TASK TO COMPLETE |
Reproduce each line that includes the word "yolov".

TASK DATA |
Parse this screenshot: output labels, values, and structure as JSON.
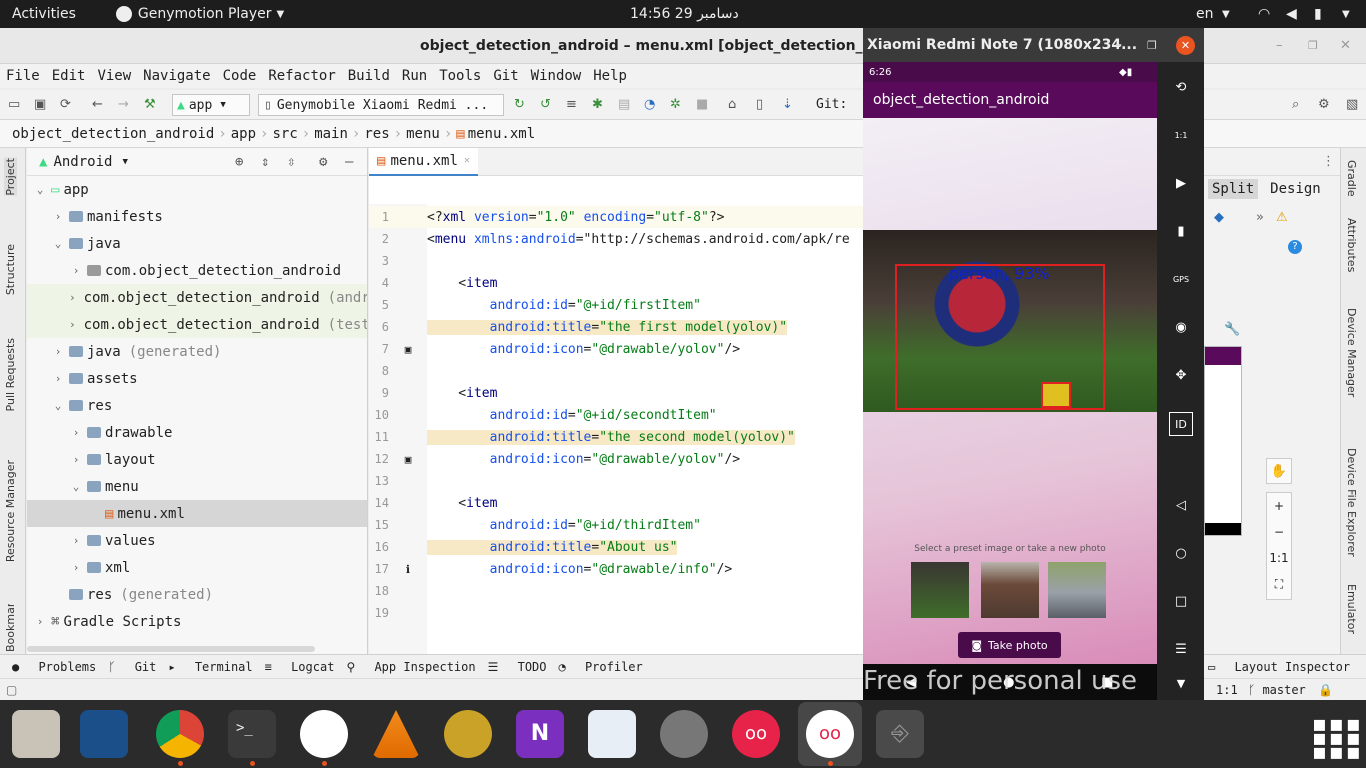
{
  "topbar": {
    "activities": "Activities",
    "app": "Genymotion Player",
    "clock": "14:56  29 دسامبر",
    "lang": "en"
  },
  "window": {
    "title": "object_detection_android – menu.xml [object_detection_andro"
  },
  "menu": [
    "File",
    "Edit",
    "View",
    "Navigate",
    "Code",
    "Refactor",
    "Build",
    "Run",
    "Tools",
    "Git",
    "Window",
    "Help"
  ],
  "toolbar": {
    "module": "app",
    "device": "Genymobile Xiaomi Redmi ...",
    "git_label": "Git:"
  },
  "breadcrumb": [
    "object_detection_android",
    "app",
    "src",
    "main",
    "res",
    "menu",
    "menu.xml"
  ],
  "left_tabs": [
    "Project",
    "Structure",
    "Pull Requests",
    "Resource Manager",
    "Bookmarks"
  ],
  "project": {
    "view": "Android",
    "tree": [
      {
        "label": "app",
        "suffix": "",
        "depth": 0,
        "open": true,
        "kind": "module"
      },
      {
        "label": "manifests",
        "suffix": "",
        "depth": 1,
        "open": false,
        "kind": "folder"
      },
      {
        "label": "java",
        "suffix": "",
        "depth": 1,
        "open": true,
        "kind": "folder"
      },
      {
        "label": "com.object_detection_android",
        "suffix": "",
        "depth": 2,
        "open": false,
        "kind": "package"
      },
      {
        "label": "com.object_detection_android",
        "suffix": "(andr",
        "depth": 2,
        "open": false,
        "kind": "package"
      },
      {
        "label": "com.object_detection_android",
        "suffix": "(test)",
        "depth": 2,
        "open": false,
        "kind": "package"
      },
      {
        "label": "java",
        "suffix": "(generated)",
        "depth": 1,
        "open": false,
        "kind": "folder"
      },
      {
        "label": "assets",
        "suffix": "",
        "depth": 1,
        "open": false,
        "kind": "folder"
      },
      {
        "label": "res",
        "suffix": "",
        "depth": 1,
        "open": true,
        "kind": "folder"
      },
      {
        "label": "drawable",
        "suffix": "",
        "depth": 2,
        "open": false,
        "kind": "folder"
      },
      {
        "label": "layout",
        "suffix": "",
        "depth": 2,
        "open": false,
        "kind": "folder"
      },
      {
        "label": "menu",
        "suffix": "",
        "depth": 2,
        "open": true,
        "kind": "folder"
      },
      {
        "label": "menu.xml",
        "suffix": "",
        "depth": 3,
        "open": null,
        "kind": "file"
      },
      {
        "label": "values",
        "suffix": "",
        "depth": 2,
        "open": false,
        "kind": "folder"
      },
      {
        "label": "xml",
        "suffix": "",
        "depth": 2,
        "open": false,
        "kind": "folder"
      },
      {
        "label": "res",
        "suffix": "(generated)",
        "depth": 1,
        "open": null,
        "kind": "folder"
      },
      {
        "label": "Gradle Scripts",
        "suffix": "",
        "depth": 0,
        "open": false,
        "kind": "gradle"
      }
    ]
  },
  "editor": {
    "tab": "menu.xml",
    "lines": [
      "<?xml version=\"1.0\" encoding=\"utf-8\"?>",
      "<menu xmlns:android=\"http://schemas.android.com/apk/re",
      "",
      "    <item",
      "        android:id=\"@+id/firstItem\"",
      "        android:title=\"the first model(yolov)\"",
      "        android:icon=\"@drawable/yolov\"/>",
      "",
      "    <item",
      "        android:id=\"@+id/secondtItem\"",
      "        android:title=\"the second model(yolov)\"",
      "        android:icon=\"@drawable/yolov\"/>",
      "",
      "    <item",
      "        android:id=\"@+id/thirdItem\"",
      "        android:title=\"About us\"",
      "        android:icon=\"@drawable/info\"/>",
      "",
      ""
    ]
  },
  "right_ide": {
    "split": "Split",
    "design": "Design",
    "zoom_label": "1:1"
  },
  "right_tabs": [
    "Gradle",
    "Attributes",
    "Device Manager",
    "Device File Explorer",
    "Emulator"
  ],
  "bottom_tools": [
    "Problems",
    "Git",
    "Terminal",
    "Logcat",
    "App Inspection",
    "TODO",
    "Profiler",
    "Layout Inspector"
  ],
  "status": {
    "zoom": "1:1",
    "branch": "master"
  },
  "emulator": {
    "title": "Xiaomi Redmi Note 7 (1080x234...",
    "phone_time": "6:26",
    "app_title": "object_detection_android",
    "detection_label": "person, 93%",
    "prompt": "Select a preset image or take a new photo",
    "button": "Take photo",
    "watermark": "Free for personal use",
    "side_labels": {
      "scale": "1:1",
      "gps": "GPS",
      "id": "ID"
    }
  }
}
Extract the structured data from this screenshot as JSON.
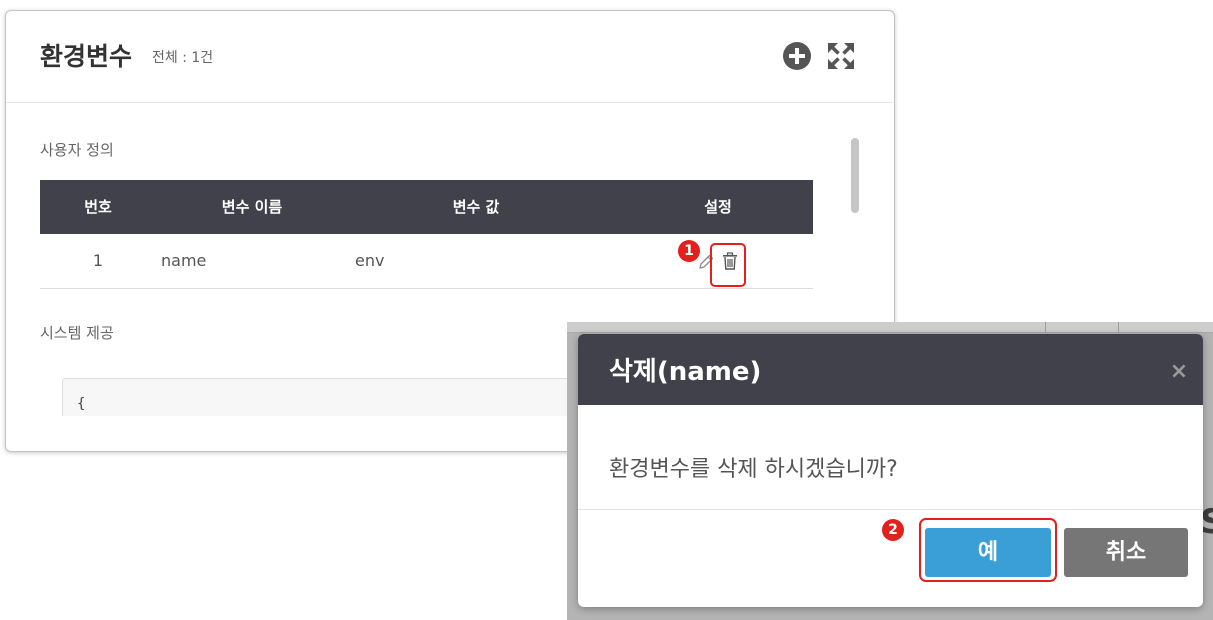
{
  "panel": {
    "title": "환경변수",
    "count_label": "전체 : 1건",
    "add_icon": "plus-circle-icon",
    "expand_icon": "expand-icon",
    "user_section": {
      "label": "사용자 정의",
      "columns": [
        "번호",
        "변수 이름",
        "변수 값",
        "설정"
      ],
      "rows": [
        {
          "no": "1",
          "name": "name",
          "value": "env",
          "actions": [
            "pencil-icon",
            "trash-icon"
          ]
        }
      ]
    },
    "system_section": {
      "label": "시스템 제공",
      "code_text": "{"
    }
  },
  "background": {
    "fragment_text": "S"
  },
  "dialog": {
    "title": "삭제(name)",
    "close_glyph": "×",
    "message": "환경변수를 삭제 하시겠습니까?",
    "confirm_label": "예",
    "cancel_label": "취소"
  },
  "annotations": [
    {
      "number": "1"
    },
    {
      "number": "2"
    }
  ],
  "colors": {
    "header_dark": "#40414b",
    "confirm_blue": "#3a9fd6",
    "cancel_gray": "#767676",
    "annotation_red": "#e3201b",
    "overlay_gray": "#b4b4b4"
  }
}
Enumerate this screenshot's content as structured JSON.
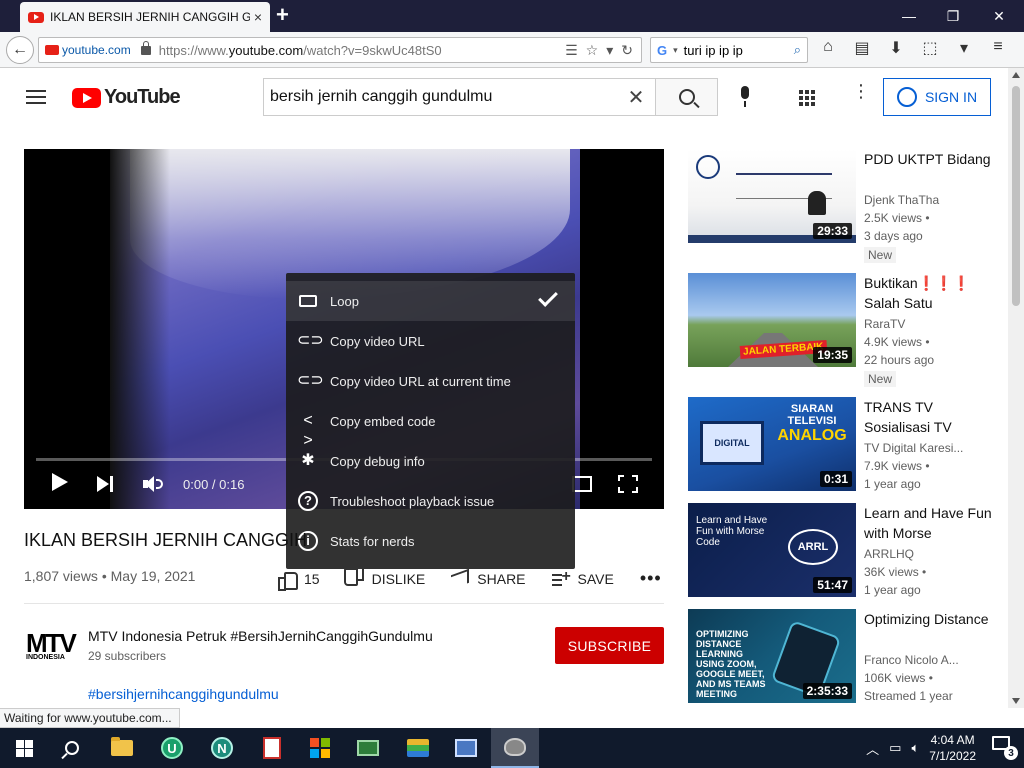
{
  "browser": {
    "tab_title": "IKLAN BERSIH JERNIH CANGGIH GUN...",
    "tab_close": "×",
    "new_tab": "+",
    "window_minimize": "—",
    "window_restore": "❐",
    "window_close": "✕",
    "site_label": "youtube.com",
    "url_prefix": "https://www.",
    "url_host": "youtube.com",
    "url_path": "/watch?v=9skwUc48tS0",
    "search_engine_value": "turi ip ip ip",
    "status_text": "Waiting for www.youtube.com..."
  },
  "youtube": {
    "logo_text": "YouTube",
    "search_value": "bersih jernih canggih gundulmu",
    "signin_label": "SIGN IN"
  },
  "player": {
    "time_display": "0:00 / 0:16",
    "progress_fraction": 0,
    "context_menu": [
      {
        "label": "Loop",
        "icon": "loop-icon",
        "checked": true
      },
      {
        "label": "Copy video URL",
        "icon": "link-icon"
      },
      {
        "label": "Copy video URL at current time",
        "icon": "link-icon"
      },
      {
        "label": "Copy embed code",
        "icon": "code-icon"
      },
      {
        "label": "Copy debug info",
        "icon": "bug-icon"
      },
      {
        "label": "Troubleshoot playback issue",
        "icon": "help-icon"
      },
      {
        "label": "Stats for nerds",
        "icon": "info-icon"
      }
    ]
  },
  "video": {
    "title": "IKLAN BERSIH JERNIH CANGGIH",
    "views": "1,807 views",
    "date": "May 19, 2021",
    "likes": "15",
    "dislike_label": "DISLIKE",
    "share_label": "SHARE",
    "save_label": "SAVE",
    "more_label": "•••",
    "channel_name": "MTV Indonesia Petruk #BersihJernihCanggihGundulmu",
    "channel_subs": "29 subscribers",
    "channel_logo_main": "MTV",
    "channel_logo_sub": "INDONESIA",
    "subscribe_label": "SUBSCRIBE",
    "hashtag": "#bersihjernihcanggihgundulmu"
  },
  "recommendations": [
    {
      "title": "PDD UKTPT Bidang",
      "channel": "Djenk ThaTha",
      "views": "2.5K views •",
      "ago": "3 days ago",
      "badge": "New",
      "duration": "29:33"
    },
    {
      "title": "Buktikan❗❗❗ Salah Satu",
      "channel": "RaraTV",
      "views": "4.9K views •",
      "ago": "22 hours ago",
      "badge": "New",
      "duration": "19:35",
      "thumb_tag": "JALAN TERBAIK"
    },
    {
      "title": "TRANS TV Sosialisasi TV",
      "channel": "TV Digital Karesi...",
      "views": "7.9K views •",
      "ago": "1 year ago",
      "duration": "0:31",
      "thumb_text_a": "DIGITAL",
      "thumb_text_b": "SIARAN TELEVISI",
      "thumb_text_c": "ANALOG"
    },
    {
      "title": "Learn and Have Fun with Morse",
      "channel": "ARRLHQ",
      "views": "36K views •",
      "ago": "1 year ago",
      "duration": "51:47",
      "thumb_text_a": "Learn and Have Fun with Morse Code",
      "thumb_text_b": "ARRL"
    },
    {
      "title": "Optimizing Distance",
      "channel": "Franco Nicolo A...",
      "views": "106K views •",
      "ago": "Streamed 1 year",
      "duration": "2:35:33",
      "thumb_text_a": "OPTIMIZING DISTANCE LEARNING USING ZOOM, GOOGLE MEET, AND MS TEAMS MEETING"
    }
  ],
  "taskbar": {
    "time": "4:04 AM",
    "date": "7/1/2022",
    "notification_count": "3"
  }
}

COMPLETE RESPONSE |
      "        android:title=\"the first model(yolov)\"",
      "        android:icon=\"@drawable/yolov\"/>",
      "        android:title=\"the second model(yolov)\"",
      "        android:icon=\"@drawable/yolov\"/>",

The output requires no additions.